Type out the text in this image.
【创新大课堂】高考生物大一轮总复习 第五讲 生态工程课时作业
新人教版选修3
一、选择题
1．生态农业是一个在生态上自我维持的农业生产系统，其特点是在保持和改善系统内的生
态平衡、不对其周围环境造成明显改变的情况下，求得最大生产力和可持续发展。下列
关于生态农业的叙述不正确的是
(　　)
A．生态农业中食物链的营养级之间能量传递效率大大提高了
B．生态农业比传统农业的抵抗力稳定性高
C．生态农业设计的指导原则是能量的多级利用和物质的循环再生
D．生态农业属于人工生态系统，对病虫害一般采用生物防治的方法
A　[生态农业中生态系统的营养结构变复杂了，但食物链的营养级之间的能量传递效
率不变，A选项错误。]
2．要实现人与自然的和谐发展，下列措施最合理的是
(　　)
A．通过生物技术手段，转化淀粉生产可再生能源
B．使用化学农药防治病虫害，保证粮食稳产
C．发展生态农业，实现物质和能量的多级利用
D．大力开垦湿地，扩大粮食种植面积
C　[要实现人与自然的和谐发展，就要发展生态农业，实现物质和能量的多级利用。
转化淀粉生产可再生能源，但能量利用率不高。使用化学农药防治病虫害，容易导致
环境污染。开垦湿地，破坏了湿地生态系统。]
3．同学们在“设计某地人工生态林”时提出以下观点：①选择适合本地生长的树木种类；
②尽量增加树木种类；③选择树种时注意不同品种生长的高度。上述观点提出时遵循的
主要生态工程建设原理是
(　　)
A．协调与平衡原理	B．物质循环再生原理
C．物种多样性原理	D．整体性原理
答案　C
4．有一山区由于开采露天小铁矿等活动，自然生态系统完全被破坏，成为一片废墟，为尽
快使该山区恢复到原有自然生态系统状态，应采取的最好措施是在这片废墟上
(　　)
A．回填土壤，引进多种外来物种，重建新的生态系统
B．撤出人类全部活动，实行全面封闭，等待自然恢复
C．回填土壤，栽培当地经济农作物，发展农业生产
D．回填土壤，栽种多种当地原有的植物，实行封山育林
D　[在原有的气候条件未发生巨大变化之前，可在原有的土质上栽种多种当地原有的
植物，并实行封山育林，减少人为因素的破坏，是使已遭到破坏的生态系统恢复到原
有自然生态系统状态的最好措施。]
= = = = =
* [Objective]: Copy out each record, keeping every word as it is.

* [Written solution]:
Type out the text in this image.
【创新大课堂】高考生物大一轮总复习 第五讲 生态工程课时作业
新人教版选修3
一、选择题
1．生态农业是一个在生态上自我维持的农业生产系统，其特点是在保持和改善系统内的生
态平衡、不对其周围环境造成明显改变的情况下，求得最大生产力和可持续发展。下列
关于生态农业的叙述不正确的是
(　　)
A．生态农业中食物链的营养级之间能量传递效率大大提高了
B．生态农业比传统农业的抵抗力稳定性高
C．生态农业设计的指导原则是能量的多级利用和物质的循环再生
D．生态农业属于人工生态系统，对病虫害一般采用生物防治的方法
A　[生态农业中生态系统的营养结构变复杂了，但食物链的营养级之间的能量传递效
率不变，A选项错误。]
2．要实现人与自然的和谐发展，下列措施最合理的是
(　　)
A．通过生物技术手段，转化淀粉生产可再生能源
B．使用化学农药防治病虫害，保证粮食稳产
C．发展生态农业，实现物质和能量的多级利用
D．大力开垦湿地，扩大粮食种植面积
C　[要实现人与自然的和谐发展，就要发展生态农业，实现物质和能量的多级利用。
转化淀粉生产可再生能源，但能量利用率不高。使用化学农药防治病虫害，容易导致
环境污染。开垦湿地，破坏了湿地生态系统。]
3．同学们在“设计某地人工生态林”时提出以下观点：①选择适合本地生长的树木种类；
②尽量增加树木种类；③选择树种时注意不同品种生长的高度。上述观点提出时遵循的
主要生态工程建设原理是
(　　)
A．协调与平衡原理	B．物质循环再生原理
C．物种多样性原理	D．整体性原理
答案　C
4．有一山区由于开采露天小铁矿等活动，自然生态系统完全被破坏，成为一片废墟，为尽
快使该山区恢复到原有自然生态系统状态，应采取的最好措施是在这片废墟上
(　　)
A．回填土壤，引进多种外来物种，重建新的生态系统
B．撤出人类全部活动，实行全面封闭，等待自然恢复
C．回填土壤，栽培当地经济农作物，发展农业生产
D．回填土壤，栽种多种当地原有的植物，实行封山育林
D　[在原有的气候条件未发生巨大变化之前，可在原有的土质上栽种多种当地原有的
植物，并实行封山育林，减少人为因素的破坏，是使已遭到破坏的生态系统恢复到原
有自然生态系统状态的最好措施。]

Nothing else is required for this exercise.